TASK PROMPT ▸ Each line containing the word "skipped" must be collected.

[Data excerpts]
— Begin —

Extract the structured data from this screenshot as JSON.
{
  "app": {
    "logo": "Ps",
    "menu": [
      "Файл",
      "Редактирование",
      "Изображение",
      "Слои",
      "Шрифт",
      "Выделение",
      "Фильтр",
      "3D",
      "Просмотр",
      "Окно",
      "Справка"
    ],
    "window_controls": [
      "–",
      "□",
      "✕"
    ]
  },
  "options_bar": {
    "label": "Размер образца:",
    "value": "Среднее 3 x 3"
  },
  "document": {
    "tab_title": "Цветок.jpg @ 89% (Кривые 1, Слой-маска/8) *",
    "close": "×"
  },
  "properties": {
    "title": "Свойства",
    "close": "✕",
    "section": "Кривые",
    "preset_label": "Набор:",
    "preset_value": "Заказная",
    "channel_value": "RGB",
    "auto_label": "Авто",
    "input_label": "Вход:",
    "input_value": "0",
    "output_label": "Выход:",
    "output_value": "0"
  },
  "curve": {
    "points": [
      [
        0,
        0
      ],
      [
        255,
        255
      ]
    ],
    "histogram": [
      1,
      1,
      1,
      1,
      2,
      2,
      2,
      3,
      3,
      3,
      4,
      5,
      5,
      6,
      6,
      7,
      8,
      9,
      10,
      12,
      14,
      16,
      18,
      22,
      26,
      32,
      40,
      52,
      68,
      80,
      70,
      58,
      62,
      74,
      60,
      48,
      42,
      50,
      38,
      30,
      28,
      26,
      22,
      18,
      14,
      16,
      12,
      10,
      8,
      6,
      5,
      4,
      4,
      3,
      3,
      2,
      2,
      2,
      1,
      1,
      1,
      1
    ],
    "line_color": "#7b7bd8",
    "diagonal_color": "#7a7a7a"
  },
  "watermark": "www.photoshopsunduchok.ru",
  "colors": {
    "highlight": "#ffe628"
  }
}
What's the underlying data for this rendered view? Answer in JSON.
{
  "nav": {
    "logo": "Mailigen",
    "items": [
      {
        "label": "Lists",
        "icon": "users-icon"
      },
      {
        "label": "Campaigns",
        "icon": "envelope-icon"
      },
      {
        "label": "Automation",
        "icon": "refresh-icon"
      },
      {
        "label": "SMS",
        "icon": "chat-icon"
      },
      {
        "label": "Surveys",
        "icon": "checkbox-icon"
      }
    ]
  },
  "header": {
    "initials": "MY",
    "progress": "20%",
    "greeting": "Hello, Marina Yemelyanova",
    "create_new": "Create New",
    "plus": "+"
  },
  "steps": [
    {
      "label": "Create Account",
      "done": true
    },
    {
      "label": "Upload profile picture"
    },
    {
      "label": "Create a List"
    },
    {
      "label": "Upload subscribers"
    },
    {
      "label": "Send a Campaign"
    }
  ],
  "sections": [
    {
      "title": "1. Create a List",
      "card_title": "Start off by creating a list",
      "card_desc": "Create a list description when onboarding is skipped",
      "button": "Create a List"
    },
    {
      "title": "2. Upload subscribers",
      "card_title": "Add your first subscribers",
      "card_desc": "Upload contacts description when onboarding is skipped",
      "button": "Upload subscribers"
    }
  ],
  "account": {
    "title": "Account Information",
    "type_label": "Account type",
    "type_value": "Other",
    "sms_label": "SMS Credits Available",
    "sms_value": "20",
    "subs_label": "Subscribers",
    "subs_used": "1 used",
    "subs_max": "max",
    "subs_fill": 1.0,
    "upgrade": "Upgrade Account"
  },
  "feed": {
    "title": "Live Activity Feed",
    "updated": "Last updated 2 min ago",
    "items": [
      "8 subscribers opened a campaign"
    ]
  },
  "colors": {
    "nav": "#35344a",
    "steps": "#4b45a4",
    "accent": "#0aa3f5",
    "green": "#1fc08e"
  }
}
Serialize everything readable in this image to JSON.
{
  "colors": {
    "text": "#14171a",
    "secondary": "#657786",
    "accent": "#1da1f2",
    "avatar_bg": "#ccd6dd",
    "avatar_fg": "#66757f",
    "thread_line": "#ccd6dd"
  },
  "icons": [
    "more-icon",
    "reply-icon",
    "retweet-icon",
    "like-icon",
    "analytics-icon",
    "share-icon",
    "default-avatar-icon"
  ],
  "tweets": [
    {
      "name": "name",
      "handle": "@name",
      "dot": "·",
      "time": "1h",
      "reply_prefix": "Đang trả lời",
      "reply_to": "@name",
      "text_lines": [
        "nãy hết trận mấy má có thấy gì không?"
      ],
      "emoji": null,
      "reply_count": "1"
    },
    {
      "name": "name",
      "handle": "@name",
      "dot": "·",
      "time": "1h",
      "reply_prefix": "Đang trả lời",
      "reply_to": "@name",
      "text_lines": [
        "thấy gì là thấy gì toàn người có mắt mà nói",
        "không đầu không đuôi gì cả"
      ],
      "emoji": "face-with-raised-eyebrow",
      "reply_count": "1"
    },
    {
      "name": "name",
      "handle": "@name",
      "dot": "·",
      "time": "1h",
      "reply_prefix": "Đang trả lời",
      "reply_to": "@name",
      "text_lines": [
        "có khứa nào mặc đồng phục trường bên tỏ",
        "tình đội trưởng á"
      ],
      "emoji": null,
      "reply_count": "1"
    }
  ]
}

— End —

EXERCISE SOLUTION ▸
      "card_desc": "Create a list description when onboarding is skipped",
      "card_desc": "Upload contacts description when onboarding is skipped",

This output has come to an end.